WHAT THE TASK REQUIRES. Locate the string "powder" in the records below. Copy every line where it occurs.

LISTING.
* begin *
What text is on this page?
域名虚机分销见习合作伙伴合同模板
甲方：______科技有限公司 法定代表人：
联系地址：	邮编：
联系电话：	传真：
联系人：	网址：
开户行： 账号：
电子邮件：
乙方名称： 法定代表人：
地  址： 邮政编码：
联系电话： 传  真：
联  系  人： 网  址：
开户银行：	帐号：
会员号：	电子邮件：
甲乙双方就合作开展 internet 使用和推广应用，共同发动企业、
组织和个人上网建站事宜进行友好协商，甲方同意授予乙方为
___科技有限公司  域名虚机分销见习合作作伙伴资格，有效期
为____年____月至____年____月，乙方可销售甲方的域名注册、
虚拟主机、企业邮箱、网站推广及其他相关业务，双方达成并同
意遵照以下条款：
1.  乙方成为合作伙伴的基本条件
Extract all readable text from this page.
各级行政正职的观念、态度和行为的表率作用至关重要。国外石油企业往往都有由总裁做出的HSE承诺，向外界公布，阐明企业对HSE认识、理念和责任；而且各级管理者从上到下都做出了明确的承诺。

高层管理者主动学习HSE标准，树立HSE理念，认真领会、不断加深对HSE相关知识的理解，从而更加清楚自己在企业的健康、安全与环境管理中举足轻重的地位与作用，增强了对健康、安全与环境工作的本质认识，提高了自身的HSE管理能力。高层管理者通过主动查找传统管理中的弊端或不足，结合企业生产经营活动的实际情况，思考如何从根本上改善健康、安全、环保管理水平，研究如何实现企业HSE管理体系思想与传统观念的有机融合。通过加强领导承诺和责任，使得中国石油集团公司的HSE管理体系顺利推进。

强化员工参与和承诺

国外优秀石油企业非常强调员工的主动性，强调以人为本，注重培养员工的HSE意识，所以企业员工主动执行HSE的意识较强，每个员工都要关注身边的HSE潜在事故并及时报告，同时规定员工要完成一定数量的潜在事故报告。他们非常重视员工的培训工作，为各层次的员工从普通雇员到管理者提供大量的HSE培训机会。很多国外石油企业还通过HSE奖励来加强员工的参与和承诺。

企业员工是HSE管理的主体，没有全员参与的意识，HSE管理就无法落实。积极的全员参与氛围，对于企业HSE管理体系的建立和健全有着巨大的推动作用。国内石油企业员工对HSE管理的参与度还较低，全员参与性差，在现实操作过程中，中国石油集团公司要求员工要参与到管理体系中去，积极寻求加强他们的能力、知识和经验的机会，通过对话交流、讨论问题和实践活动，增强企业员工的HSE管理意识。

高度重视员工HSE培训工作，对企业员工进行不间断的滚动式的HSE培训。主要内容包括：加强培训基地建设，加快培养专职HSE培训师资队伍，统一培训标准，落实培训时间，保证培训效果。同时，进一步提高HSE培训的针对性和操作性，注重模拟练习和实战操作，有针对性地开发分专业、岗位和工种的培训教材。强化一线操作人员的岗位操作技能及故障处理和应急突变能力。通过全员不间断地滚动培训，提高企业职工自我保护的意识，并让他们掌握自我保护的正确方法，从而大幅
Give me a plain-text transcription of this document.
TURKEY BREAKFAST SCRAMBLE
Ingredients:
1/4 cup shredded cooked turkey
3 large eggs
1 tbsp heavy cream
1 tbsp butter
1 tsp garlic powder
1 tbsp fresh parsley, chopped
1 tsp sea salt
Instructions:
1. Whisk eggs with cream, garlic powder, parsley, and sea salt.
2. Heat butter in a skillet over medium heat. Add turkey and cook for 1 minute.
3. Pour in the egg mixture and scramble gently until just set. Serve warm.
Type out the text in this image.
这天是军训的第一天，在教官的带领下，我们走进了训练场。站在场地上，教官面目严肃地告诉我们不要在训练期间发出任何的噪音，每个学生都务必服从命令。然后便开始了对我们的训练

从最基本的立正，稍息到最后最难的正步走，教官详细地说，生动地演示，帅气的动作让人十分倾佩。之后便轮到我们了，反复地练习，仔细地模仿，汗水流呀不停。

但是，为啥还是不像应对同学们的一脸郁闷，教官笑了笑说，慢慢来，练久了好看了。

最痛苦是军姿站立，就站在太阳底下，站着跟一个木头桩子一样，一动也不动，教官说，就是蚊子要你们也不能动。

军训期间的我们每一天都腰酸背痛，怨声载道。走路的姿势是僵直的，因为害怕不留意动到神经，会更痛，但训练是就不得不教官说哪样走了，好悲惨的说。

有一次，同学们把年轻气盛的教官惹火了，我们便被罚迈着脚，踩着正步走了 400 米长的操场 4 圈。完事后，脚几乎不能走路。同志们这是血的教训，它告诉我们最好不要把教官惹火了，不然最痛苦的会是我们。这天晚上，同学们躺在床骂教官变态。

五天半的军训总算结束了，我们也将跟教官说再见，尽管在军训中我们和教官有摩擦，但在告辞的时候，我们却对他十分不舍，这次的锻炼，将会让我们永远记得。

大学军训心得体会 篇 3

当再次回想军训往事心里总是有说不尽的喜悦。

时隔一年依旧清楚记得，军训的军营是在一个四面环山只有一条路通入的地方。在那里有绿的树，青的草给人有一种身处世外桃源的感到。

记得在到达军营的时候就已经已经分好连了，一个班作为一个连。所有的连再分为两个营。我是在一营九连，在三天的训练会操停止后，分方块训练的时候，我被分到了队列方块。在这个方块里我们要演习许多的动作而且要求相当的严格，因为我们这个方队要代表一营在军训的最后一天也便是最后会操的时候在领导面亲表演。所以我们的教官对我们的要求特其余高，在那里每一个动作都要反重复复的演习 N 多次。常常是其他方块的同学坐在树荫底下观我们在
* end *
RESULT FOR THIS EXERCISE.
1 tsp garlic powder
1. Whisk eggs with cream, garlic powder, parsley, and sea salt.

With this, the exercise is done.